## BEGIN INPUT FOR THIS TASK
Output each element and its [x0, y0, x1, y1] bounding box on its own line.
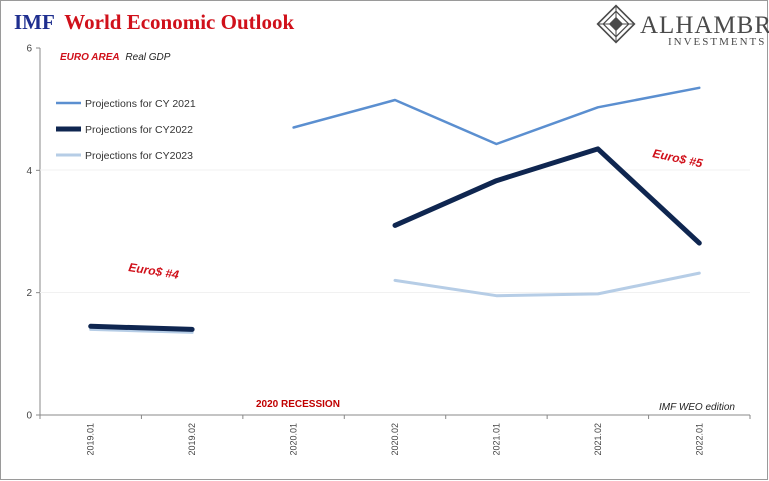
y-tick-label-1: 2 [26, 288, 32, 299]
title-weo: World Economic Outlook [64, 10, 294, 34]
x-tick-label-4: 2021.01 [491, 423, 501, 456]
y-tick-label-0: 0 [26, 411, 32, 422]
y-tick-label-2: 4 [26, 166, 32, 177]
axes [39, 48, 750, 416]
series-line-2-segment-0 [89, 327, 194, 334]
x-tick-label-6: 2022.01 [694, 423, 704, 456]
series-lines [88, 86, 702, 334]
logo-name: ALHAMBRA [640, 12, 769, 39]
alhambra-diamond-icon [596, 4, 636, 44]
annotation-edition: IMF WEO edition [659, 402, 735, 413]
subtitle-region: EURO AREA [60, 52, 120, 63]
y-tick-label-3: 6 [26, 44, 32, 55]
series-line-1-segment-0 [88, 323, 195, 332]
title-imf: IMF [14, 10, 55, 34]
alhambra-logo: ALHAMBRA INVESTMENTS [596, 4, 769, 48]
legend-label-cy2023: Projections for CY2023 [85, 150, 193, 162]
legend-item-cy2022: Projections for CY2022 [56, 124, 193, 136]
x-tick-label-2: 2020.01 [289, 423, 299, 456]
x-tick-labels: 2019.01 2019.02 2020.01 2020.02 2021.01 2021.… [39, 415, 751, 456]
legend-label-cy2021: Projections for CY 2021 [85, 98, 196, 110]
series-line-2-segment-1 [393, 271, 701, 298]
series-line-1-segment-1 [392, 146, 702, 246]
series-line-0-segment-0 [292, 86, 701, 146]
legend-label-cy2022: Projections for CY2022 [85, 124, 193, 136]
x-tick-label-5: 2021.02 [593, 423, 603, 456]
x-tick-label-3: 2020.02 [390, 423, 400, 456]
legend-item-cy2023: Projections for CY2023 [56, 150, 193, 162]
chart-subtitle: EURO AREA Real GDP [60, 52, 171, 63]
chart-title: IMF World Economic Outlook [14, 10, 294, 34]
x-tick-label-0: 2019.01 [86, 423, 96, 456]
legend: Projections for CY 2021 Projections for … [56, 98, 196, 162]
logo-sub: INVESTMENTS [668, 36, 766, 48]
legend-item-cy2021: Projections for CY 2021 [56, 98, 196, 110]
y-tick-labels: 0 2 4 6 [26, 44, 40, 422]
x-tick-label-1: 2019.02 [187, 423, 197, 456]
subtitle-measure: Real GDP [125, 52, 170, 63]
annotation-recession: 2020 RECESSION [256, 399, 340, 410]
## END INPUT FOR THIS TASK
GOAL: Can you write out these lines again, replacing "Real GDP" with "Nominal GDP" wherever it appears, changing nothing else, and leaving out the pictures?

ANSWER TO THIS TASK:
Output each element and its [x0, y0, x1, y1] bounding box on its own line.
y-tick-label-1: 2 [26, 288, 32, 299]
title-weo: World Economic Outlook [64, 10, 294, 34]
x-tick-label-4: 2021.01 [491, 423, 501, 456]
y-tick-label-0: 0 [26, 411, 32, 422]
y-tick-label-2: 4 [26, 166, 32, 177]
axes [39, 48, 750, 416]
series-line-2-segment-0 [89, 327, 194, 334]
x-tick-label-6: 2022.01 [694, 423, 704, 456]
series-lines [88, 86, 702, 334]
logo-name: ALHAMBRA [640, 12, 769, 39]
alhambra-diamond-icon [596, 4, 636, 44]
annotation-edition: IMF WEO edition [659, 402, 735, 413]
subtitle-region: EURO AREA [60, 52, 120, 63]
y-tick-label-3: 6 [26, 44, 32, 55]
series-line-1-segment-0 [88, 323, 195, 332]
title-imf: IMF [14, 10, 55, 34]
alhambra-logo: ALHAMBRA INVESTMENTS [596, 4, 769, 48]
legend-label-cy2023: Projections for CY2023 [85, 150, 193, 162]
legend-item-cy2022: Projections for CY2022 [56, 124, 193, 136]
x-tick-label-2: 2020.01 [289, 423, 299, 456]
x-tick-labels: 2019.01 2019.02 2020.01 2020.02 2021.01 2021.… [39, 415, 751, 456]
legend-label-cy2021: Projections for CY 2021 [85, 98, 196, 110]
series-line-2-segment-1 [393, 271, 701, 298]
series-line-1-segment-1 [392, 146, 702, 246]
series-line-0-segment-0 [292, 86, 701, 146]
legend-label-cy2022: Projections for CY2022 [85, 124, 193, 136]
x-tick-label-5: 2021.02 [593, 423, 603, 456]
x-tick-label-3: 2020.02 [390, 423, 400, 456]
legend-item-cy2023: Projections for CY2023 [56, 150, 193, 162]
chart-subtitle: EURO AREA Nominal GDP [60, 52, 171, 63]
chart-title: IMF World Economic Outlook [14, 10, 294, 34]
x-tick-label-0: 2019.01 [86, 423, 96, 456]
legend: Projections for CY 2021 Projections for … [56, 98, 196, 162]
logo-sub: INVESTMENTS [668, 36, 766, 48]
legend-item-cy2021: Projections for CY 2021 [56, 98, 196, 110]
y-tick-labels: 0 2 4 6 [26, 44, 40, 422]
x-tick-label-1: 2019.02 [187, 423, 197, 456]
subtitle-measure: Nominal GDP [125, 52, 170, 63]
annotation-recession: 2020 RECESSION [256, 399, 340, 410]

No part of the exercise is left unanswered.